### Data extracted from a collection
________
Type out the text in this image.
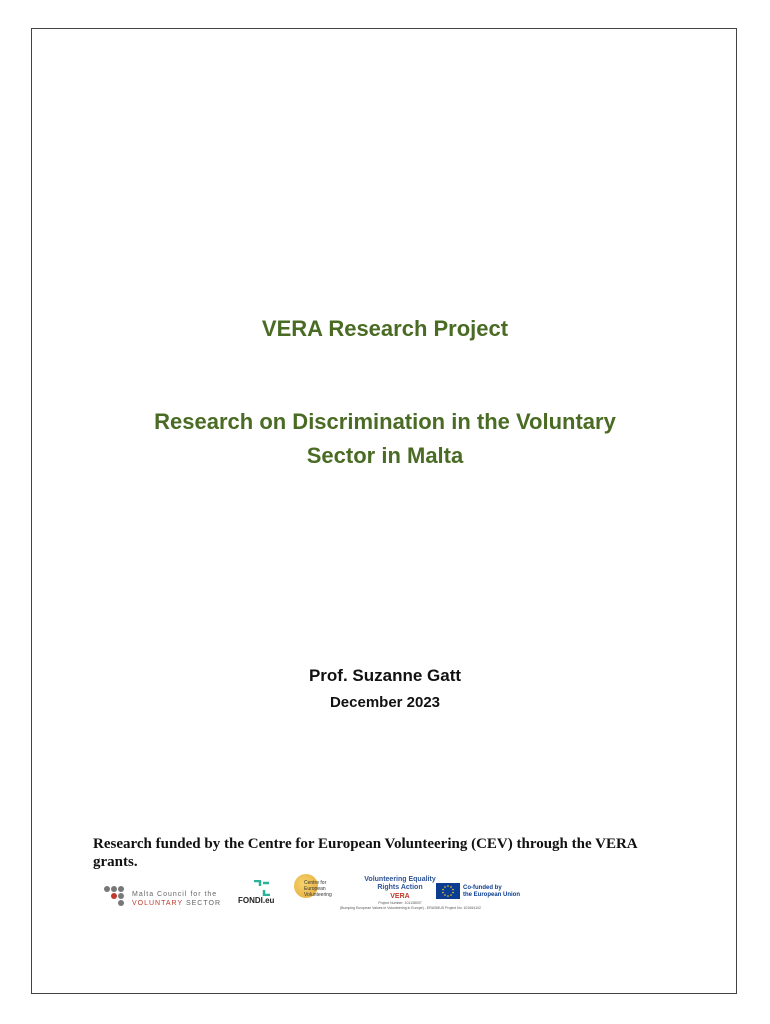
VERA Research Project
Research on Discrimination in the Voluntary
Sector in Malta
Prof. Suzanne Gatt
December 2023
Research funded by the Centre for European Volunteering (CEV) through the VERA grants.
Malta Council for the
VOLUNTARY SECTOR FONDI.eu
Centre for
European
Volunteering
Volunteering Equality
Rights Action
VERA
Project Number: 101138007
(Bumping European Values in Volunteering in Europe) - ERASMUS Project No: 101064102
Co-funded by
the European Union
________
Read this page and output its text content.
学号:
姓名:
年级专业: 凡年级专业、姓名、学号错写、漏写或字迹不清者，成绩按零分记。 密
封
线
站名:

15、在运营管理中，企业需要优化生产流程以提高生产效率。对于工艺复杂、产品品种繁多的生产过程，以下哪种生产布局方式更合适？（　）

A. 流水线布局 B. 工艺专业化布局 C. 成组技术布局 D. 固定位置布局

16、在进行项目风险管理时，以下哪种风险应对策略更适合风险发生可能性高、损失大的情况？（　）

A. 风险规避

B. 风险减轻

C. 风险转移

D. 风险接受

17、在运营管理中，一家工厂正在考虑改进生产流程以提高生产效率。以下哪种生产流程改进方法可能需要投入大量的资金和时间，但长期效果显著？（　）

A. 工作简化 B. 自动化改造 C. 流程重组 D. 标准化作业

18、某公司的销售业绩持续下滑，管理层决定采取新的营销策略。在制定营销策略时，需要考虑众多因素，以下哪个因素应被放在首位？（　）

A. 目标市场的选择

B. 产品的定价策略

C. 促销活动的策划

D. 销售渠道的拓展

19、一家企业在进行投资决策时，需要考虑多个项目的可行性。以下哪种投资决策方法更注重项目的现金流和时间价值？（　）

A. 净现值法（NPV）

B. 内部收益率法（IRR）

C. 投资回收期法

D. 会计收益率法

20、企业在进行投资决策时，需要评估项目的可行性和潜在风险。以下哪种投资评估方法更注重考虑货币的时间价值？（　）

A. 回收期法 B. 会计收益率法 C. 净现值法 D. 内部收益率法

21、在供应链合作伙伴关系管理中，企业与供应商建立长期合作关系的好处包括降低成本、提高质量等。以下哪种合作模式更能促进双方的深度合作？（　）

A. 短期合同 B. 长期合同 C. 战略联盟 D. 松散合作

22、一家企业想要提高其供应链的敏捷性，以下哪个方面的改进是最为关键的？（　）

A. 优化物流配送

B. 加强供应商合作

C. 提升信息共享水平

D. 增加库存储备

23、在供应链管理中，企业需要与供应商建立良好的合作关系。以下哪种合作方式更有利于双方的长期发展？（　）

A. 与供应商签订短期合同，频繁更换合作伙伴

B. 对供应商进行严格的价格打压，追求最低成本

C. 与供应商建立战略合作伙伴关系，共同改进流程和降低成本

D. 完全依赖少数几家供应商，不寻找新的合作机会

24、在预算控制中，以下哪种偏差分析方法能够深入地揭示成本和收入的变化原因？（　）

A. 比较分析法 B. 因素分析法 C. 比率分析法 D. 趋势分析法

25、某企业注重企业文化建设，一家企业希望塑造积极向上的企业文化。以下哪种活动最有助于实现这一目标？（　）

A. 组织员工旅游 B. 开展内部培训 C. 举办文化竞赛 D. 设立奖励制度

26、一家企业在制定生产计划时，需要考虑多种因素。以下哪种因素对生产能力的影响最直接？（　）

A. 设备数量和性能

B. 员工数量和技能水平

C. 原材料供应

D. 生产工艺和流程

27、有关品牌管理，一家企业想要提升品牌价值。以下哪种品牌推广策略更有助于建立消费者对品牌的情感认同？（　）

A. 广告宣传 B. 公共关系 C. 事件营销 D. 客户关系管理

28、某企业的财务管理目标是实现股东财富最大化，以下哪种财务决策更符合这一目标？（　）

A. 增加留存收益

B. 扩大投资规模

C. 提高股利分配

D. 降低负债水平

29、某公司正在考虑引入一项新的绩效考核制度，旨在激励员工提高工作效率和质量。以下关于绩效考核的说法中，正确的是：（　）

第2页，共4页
________
### WHAT TO DO
Provide only the number of lines in the records containing the string "funded".

### SOLUTION
2